» **Exercise details**
Your answer is a single number: how many lines hold the word "index"?
======== Supplied data
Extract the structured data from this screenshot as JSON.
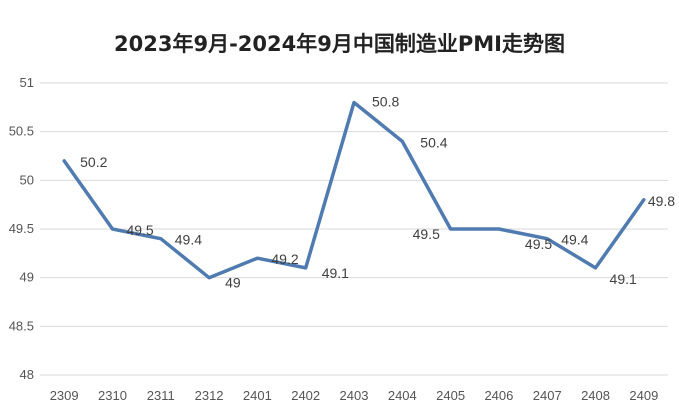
{
  "chart_data": {
    "type": "line",
    "title": "2023年9月-2024年9月中国制造业PMI走势图",
    "categories": [
      "2309",
      "2310",
      "2311",
      "2312",
      "2401",
      "2402",
      "2403",
      "2404",
      "2405",
      "2406",
      "2407",
      "2408",
      "2409"
    ],
    "series": [
      {
        "values": [
          50.2,
          49.5,
          49.4,
          49.0,
          49.2,
          49.1,
          50.8,
          50.4,
          49.5,
          49.5,
          49.4,
          49.1,
          49.8
        ],
        "labels": [
          "50.2",
          "49.5",
          "49.4",
          "49",
          "49.2",
          "49.1",
          "50.8",
          "50.4",
          "49.5",
          "49.5",
          "49.4",
          "49.1",
          "49.8"
        ],
        "color": "#4f7bb0"
      }
    ],
    "xlabel": "",
    "ylabel": "",
    "ylim": [
      48,
      51
    ],
    "yticks": [
      "48",
      "48.5",
      "49",
      "49.5",
      "50",
      "50.5",
      "51"
    ],
    "grid": true,
    "legend": "none"
  }
}
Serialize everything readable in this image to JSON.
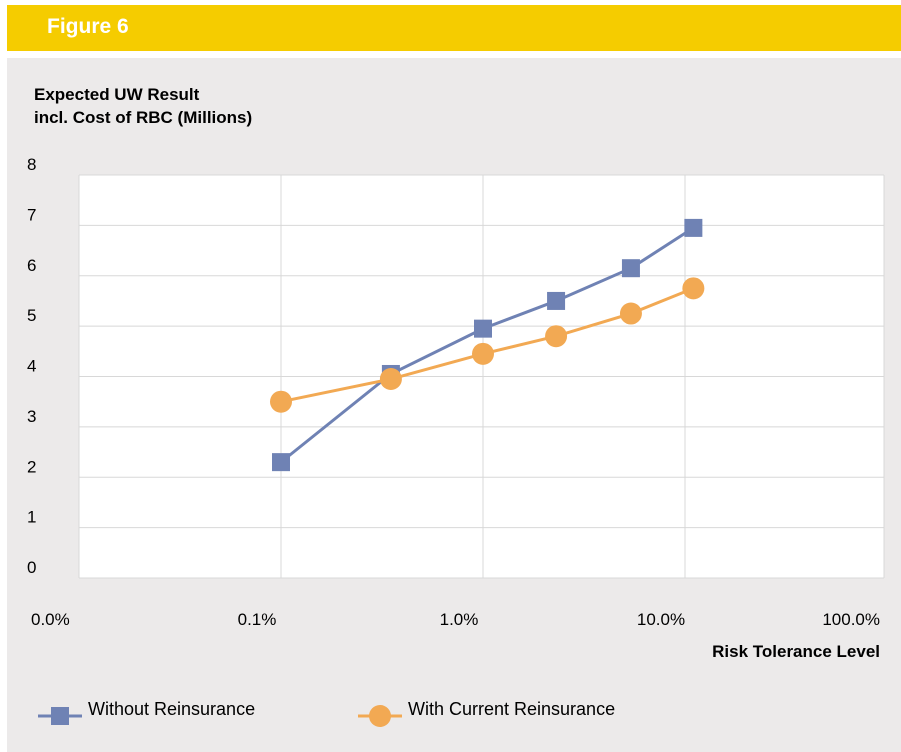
{
  "header": {
    "title": "Figure 6"
  },
  "chart_data": {
    "type": "line",
    "ylabel_lines": [
      "Expected UW Result",
      "incl. Cost of RBC (Millions)"
    ],
    "xlabel": "Risk Tolerance Level",
    "x_scale": "log",
    "x_ticks": [
      "0.0%",
      "0.1%",
      "1.0%",
      "10.0%",
      "100.0%"
    ],
    "y_ticks": [
      "0",
      "1",
      "2",
      "3",
      "4",
      "5",
      "6",
      "7",
      "8"
    ],
    "ylim": [
      0,
      8
    ],
    "grid": true,
    "legend_position": "bottom",
    "series": [
      {
        "name": "Without Reinsurance",
        "color": "#6f82b4",
        "marker": "square",
        "x": [
          0.1,
          0.35,
          1.0,
          2.3,
          5.4,
          11.0
        ],
        "y": [
          2.3,
          4.05,
          4.95,
          5.5,
          6.15,
          6.95
        ]
      },
      {
        "name": "With Current Reinsurance",
        "color": "#f2a953",
        "marker": "circle",
        "x": [
          0.1,
          0.35,
          1.0,
          2.3,
          5.4,
          11.0
        ],
        "y": [
          3.5,
          3.95,
          4.45,
          4.8,
          5.25,
          5.75
        ]
      }
    ]
  }
}
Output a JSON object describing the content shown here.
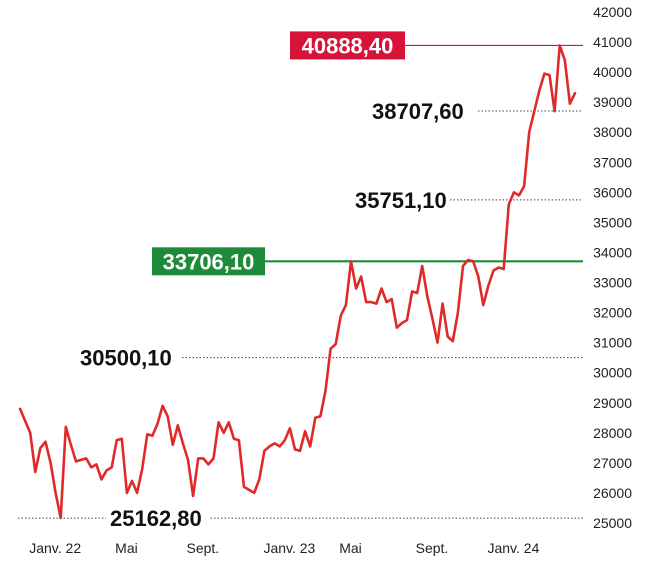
{
  "chart_data": {
    "type": "line",
    "title": "",
    "xlabel": "",
    "ylabel": "",
    "ylim": [
      25000,
      42000
    ],
    "yticks": [
      25000,
      26000,
      27000,
      28000,
      29000,
      30000,
      31000,
      32000,
      33000,
      34000,
      35000,
      36000,
      37000,
      38000,
      39000,
      40000,
      41000,
      42000
    ],
    "xticks": [
      {
        "label": "Janv. 22",
        "index": 2
      },
      {
        "label": "Mai",
        "index": 16
      },
      {
        "label": "Sept.",
        "index": 31
      },
      {
        "label": "Janv. 23",
        "index": 48
      },
      {
        "label": "Mai",
        "index": 60
      },
      {
        "label": "Sept.",
        "index": 76
      },
      {
        "label": "Janv. 24",
        "index": 92
      }
    ],
    "grid": false,
    "line_color": "#e02a2a",
    "series": [
      {
        "values": [
          28800,
          28400,
          28000,
          26700,
          27500,
          27700,
          27000,
          26000,
          25163,
          28200,
          27600,
          27050,
          27100,
          27150,
          26850,
          26950,
          26450,
          26750,
          26850,
          27750,
          27800,
          26000,
          26400,
          26000,
          26800,
          27950,
          27900,
          28300,
          28900,
          28550,
          27600,
          28250,
          27650,
          27100,
          25900,
          27150,
          27150,
          26950,
          27150,
          28350,
          28000,
          28350,
          27800,
          27750,
          26200,
          26100,
          26000,
          26450,
          27400,
          27550,
          27650,
          27550,
          27750,
          28150,
          27450,
          27400,
          28050,
          27550,
          28500,
          28550,
          29400,
          30800,
          30950,
          31900,
          32250,
          33706,
          32800,
          33200,
          32350,
          32350,
          32300,
          32800,
          32350,
          32450,
          31500,
          31650,
          31750,
          32700,
          32650,
          33550,
          32550,
          31800,
          31000,
          32300,
          31200,
          31050,
          32000,
          33550,
          33750,
          33706,
          33200,
          32250,
          32900,
          33400,
          33500,
          33450,
          35600,
          36000,
          35900,
          36200,
          38000,
          38700,
          39400,
          39950,
          39900,
          38700,
          40888,
          40400,
          38950,
          39300
        ]
      }
    ],
    "annotations": [
      {
        "label": "40888,40",
        "value": 40888.4,
        "style": "box",
        "color": "#d8133a"
      },
      {
        "label": "38707,60",
        "value": 38707.6,
        "style": "plain"
      },
      {
        "label": "35751,10",
        "value": 35751.1,
        "style": "plain"
      },
      {
        "label": "33706,10",
        "value": 33706.1,
        "style": "box",
        "color": "#1e8b3a"
      },
      {
        "label": "30500,10",
        "value": 30500.1,
        "style": "plain"
      },
      {
        "label": "25162,80",
        "value": 25162.8,
        "style": "plain"
      }
    ]
  }
}
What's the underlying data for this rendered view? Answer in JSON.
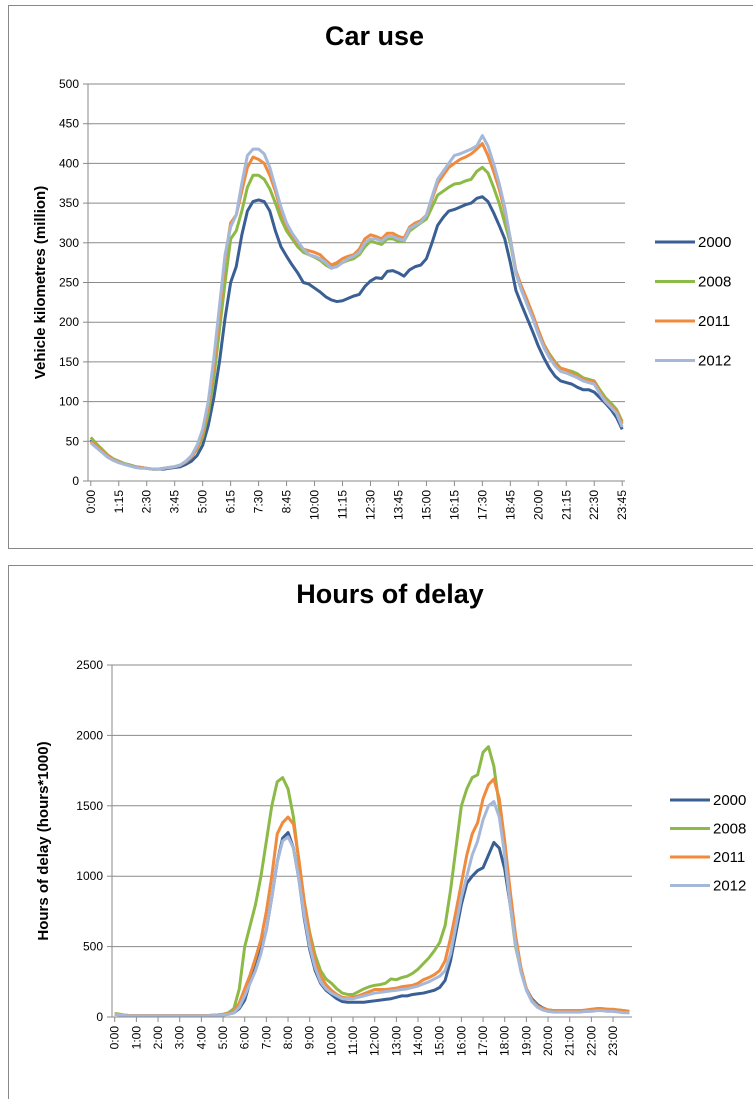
{
  "chart_data": [
    {
      "type": "line",
      "title": "Car use",
      "y_label": "Vehicle kilometres (million)",
      "categories": [
        "0:00",
        null,
        null,
        null,
        null,
        "1:15",
        null,
        null,
        null,
        null,
        "2:30",
        null,
        null,
        null,
        null,
        "3:45",
        null,
        null,
        null,
        null,
        "5:00",
        null,
        null,
        null,
        null,
        "6:15",
        null,
        null,
        null,
        null,
        "7:30",
        null,
        null,
        null,
        null,
        "8:45",
        null,
        null,
        null,
        null,
        "10:00",
        null,
        null,
        null,
        null,
        "11:15",
        null,
        null,
        null,
        null,
        "12:30",
        null,
        null,
        null,
        null,
        "13:45",
        null,
        null,
        null,
        null,
        "15:00",
        null,
        null,
        null,
        null,
        "16:15",
        null,
        null,
        null,
        null,
        "17:30",
        null,
        null,
        null,
        null,
        "18:45",
        null,
        null,
        null,
        null,
        "20:00",
        null,
        null,
        null,
        null,
        "21:15",
        null,
        null,
        null,
        null,
        "22:30",
        null,
        null,
        null,
        null,
        "23:45"
      ],
      "series": [
        {
          "name": "2000",
          "color": "#3a5f94",
          "values": [
            52,
            45,
            38,
            32,
            27,
            24,
            22,
            20,
            18,
            17,
            16,
            15,
            15,
            15,
            16,
            17,
            18,
            21,
            25,
            32,
            45,
            70,
            105,
            150,
            205,
            250,
            270,
            310,
            340,
            352,
            354,
            352,
            340,
            315,
            295,
            283,
            272,
            262,
            250,
            248,
            243,
            238,
            232,
            228,
            226,
            227,
            230,
            233,
            235,
            245,
            252,
            256,
            255,
            264,
            265,
            262,
            258,
            266,
            270,
            272,
            280,
            300,
            322,
            332,
            340,
            342,
            345,
            348,
            350,
            356,
            358,
            352,
            338,
            322,
            305,
            275,
            240,
            222,
            205,
            188,
            170,
            155,
            142,
            132,
            126,
            124,
            122,
            118,
            115,
            115,
            112,
            105,
            98,
            90,
            80,
            65
          ]
        },
        {
          "name": "2008",
          "color": "#8cba47",
          "values": [
            55,
            47,
            40,
            33,
            28,
            25,
            22,
            20,
            18,
            17,
            16,
            15,
            15,
            16,
            17,
            18,
            20,
            24,
            30,
            40,
            55,
            85,
            130,
            190,
            250,
            305,
            315,
            340,
            370,
            385,
            385,
            380,
            368,
            350,
            330,
            315,
            305,
            295,
            288,
            285,
            282,
            278,
            272,
            268,
            272,
            275,
            278,
            280,
            285,
            295,
            302,
            300,
            298,
            305,
            305,
            302,
            302,
            315,
            320,
            325,
            330,
            345,
            360,
            365,
            370,
            374,
            375,
            378,
            380,
            390,
            395,
            388,
            370,
            350,
            325,
            300,
            262,
            240,
            225,
            208,
            190,
            172,
            160,
            150,
            142,
            140,
            138,
            135,
            130,
            128,
            126,
            115,
            105,
            98,
            90,
            75
          ]
        },
        {
          "name": "2011",
          "color": "#f08a3c",
          "values": [
            50,
            44,
            38,
            32,
            27,
            24,
            21,
            19,
            18,
            17,
            16,
            15,
            15,
            16,
            17,
            18,
            20,
            24,
            30,
            42,
            60,
            95,
            145,
            210,
            280,
            325,
            335,
            365,
            395,
            408,
            405,
            400,
            385,
            365,
            340,
            322,
            310,
            300,
            292,
            290,
            288,
            285,
            278,
            272,
            275,
            280,
            283,
            285,
            292,
            305,
            310,
            308,
            305,
            312,
            312,
            308,
            306,
            320,
            325,
            328,
            335,
            355,
            375,
            385,
            395,
            400,
            405,
            408,
            412,
            418,
            425,
            410,
            390,
            368,
            340,
            305,
            265,
            245,
            228,
            210,
            190,
            172,
            158,
            148,
            142,
            140,
            135,
            132,
            128,
            126,
            125,
            112,
            102,
            95,
            88,
            72
          ]
        },
        {
          "name": "2012",
          "color": "#a6b8d9",
          "values": [
            48,
            42,
            36,
            30,
            26,
            23,
            21,
            19,
            17,
            16,
            16,
            15,
            15,
            16,
            17,
            18,
            20,
            25,
            32,
            45,
            65,
            100,
            155,
            220,
            285,
            320,
            335,
            375,
            410,
            418,
            418,
            412,
            395,
            370,
            345,
            325,
            312,
            302,
            292,
            285,
            283,
            280,
            275,
            268,
            270,
            275,
            280,
            283,
            288,
            300,
            305,
            305,
            302,
            308,
            308,
            305,
            303,
            318,
            322,
            326,
            335,
            358,
            380,
            390,
            400,
            410,
            412,
            415,
            418,
            422,
            435,
            422,
            400,
            375,
            345,
            305,
            262,
            240,
            222,
            205,
            185,
            168,
            155,
            145,
            138,
            136,
            133,
            130,
            126,
            124,
            122,
            110,
            100,
            93,
            85,
            68
          ]
        }
      ],
      "ylim": [
        0,
        500
      ],
      "yticks": [
        0,
        50,
        100,
        150,
        200,
        250,
        300,
        350,
        400,
        450,
        500
      ],
      "grid": true,
      "legend": "right"
    },
    {
      "type": "line",
      "title": "Hours of delay",
      "y_label": "Hours of delay (hours*1000)",
      "categories": [
        "0:00",
        null,
        null,
        null,
        "1:00",
        null,
        null,
        null,
        "2:00",
        null,
        null,
        null,
        "3:00",
        null,
        null,
        null,
        "4:00",
        null,
        null,
        null,
        "5:00",
        null,
        null,
        null,
        "6:00",
        null,
        null,
        null,
        "7:00",
        null,
        null,
        null,
        "8:00",
        null,
        null,
        null,
        "9:00",
        null,
        null,
        null,
        "10:00",
        null,
        null,
        null,
        "11:00",
        null,
        null,
        null,
        "12:00",
        null,
        null,
        null,
        "13:00",
        null,
        null,
        null,
        "14:00",
        null,
        null,
        null,
        "15:00",
        null,
        null,
        null,
        "16:00",
        null,
        null,
        null,
        "17:00",
        null,
        null,
        null,
        "18:00",
        null,
        null,
        null,
        "19:00",
        null,
        null,
        null,
        "20:00",
        null,
        null,
        null,
        "21:00",
        null,
        null,
        null,
        "22:00",
        null,
        null,
        null,
        "23:00",
        null,
        null,
        null
      ],
      "series": [
        {
          "name": "2000",
          "color": "#3a5f94",
          "values": [
            20,
            15,
            10,
            8,
            8,
            8,
            8,
            8,
            8,
            8,
            8,
            8,
            8,
            8,
            8,
            8,
            8,
            8,
            10,
            12,
            15,
            20,
            30,
            60,
            120,
            250,
            350,
            480,
            620,
            850,
            1100,
            1270,
            1310,
            1200,
            980,
            700,
            480,
            330,
            240,
            190,
            160,
            130,
            110,
            105,
            105,
            105,
            105,
            110,
            115,
            120,
            125,
            130,
            140,
            150,
            150,
            160,
            165,
            170,
            180,
            190,
            210,
            260,
            400,
            600,
            800,
            950,
            1000,
            1040,
            1060,
            1150,
            1240,
            1200,
            1050,
            800,
            550,
            330,
            200,
            130,
            90,
            65,
            50,
            45,
            40,
            40,
            40,
            40,
            40,
            40,
            45,
            50,
            50,
            50,
            45,
            40,
            35,
            30
          ]
        },
        {
          "name": "2008",
          "color": "#8cba47",
          "values": [
            25,
            20,
            12,
            10,
            10,
            10,
            10,
            10,
            10,
            10,
            10,
            10,
            10,
            10,
            10,
            10,
            10,
            10,
            12,
            15,
            20,
            30,
            60,
            200,
            500,
            650,
            800,
            1000,
            1250,
            1500,
            1670,
            1700,
            1620,
            1420,
            1100,
            820,
            600,
            440,
            330,
            270,
            240,
            200,
            170,
            160,
            160,
            180,
            200,
            215,
            225,
            230,
            240,
            270,
            265,
            280,
            290,
            310,
            340,
            380,
            420,
            470,
            530,
            650,
            900,
            1200,
            1500,
            1620,
            1700,
            1720,
            1880,
            1920,
            1780,
            1500,
            1150,
            800,
            500,
            330,
            200,
            120,
            80,
            60,
            50,
            45,
            45,
            45,
            45,
            45,
            45,
            45,
            50,
            55,
            55,
            55,
            50,
            50,
            45,
            40
          ]
        },
        {
          "name": "2011",
          "color": "#f08a3c",
          "values": [
            22,
            18,
            12,
            10,
            10,
            10,
            10,
            10,
            10,
            10,
            10,
            10,
            10,
            10,
            10,
            10,
            10,
            10,
            12,
            14,
            18,
            25,
            40,
            100,
            200,
            300,
            420,
            550,
            750,
            1000,
            1300,
            1380,
            1420,
            1370,
            1120,
            820,
            580,
            400,
            290,
            230,
            190,
            160,
            140,
            135,
            140,
            150,
            165,
            180,
            195,
            195,
            195,
            200,
            205,
            215,
            220,
            225,
            240,
            265,
            280,
            300,
            330,
            400,
            560,
            750,
            950,
            1150,
            1300,
            1380,
            1550,
            1650,
            1690,
            1550,
            1250,
            900,
            580,
            350,
            200,
            120,
            80,
            60,
            50,
            45,
            45,
            45,
            45,
            45,
            45,
            50,
            55,
            60,
            60,
            55,
            55,
            50,
            45,
            40
          ]
        },
        {
          "name": "2012",
          "color": "#a6b8d9",
          "values": [
            18,
            15,
            10,
            8,
            8,
            8,
            8,
            8,
            8,
            8,
            8,
            8,
            8,
            8,
            8,
            8,
            8,
            8,
            10,
            12,
            14,
            20,
            30,
            70,
            150,
            240,
            330,
            450,
            620,
            850,
            1100,
            1250,
            1280,
            1200,
            980,
            720,
            500,
            350,
            250,
            200,
            170,
            150,
            130,
            130,
            130,
            140,
            150,
            160,
            170,
            175,
            180,
            185,
            190,
            195,
            200,
            210,
            220,
            235,
            250,
            270,
            290,
            330,
            450,
            650,
            850,
            1000,
            1150,
            1250,
            1400,
            1500,
            1530,
            1420,
            1150,
            800,
            520,
            320,
            190,
            110,
            70,
            50,
            40,
            35,
            35,
            35,
            35,
            35,
            35,
            40,
            40,
            45,
            45,
            40,
            40,
            35,
            30,
            30
          ]
        }
      ],
      "ylim": [
        0,
        2500
      ],
      "yticks": [
        0,
        500,
        1000,
        1500,
        2000,
        2500
      ],
      "grid": true,
      "legend": "right"
    }
  ]
}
================
» **Task response**
7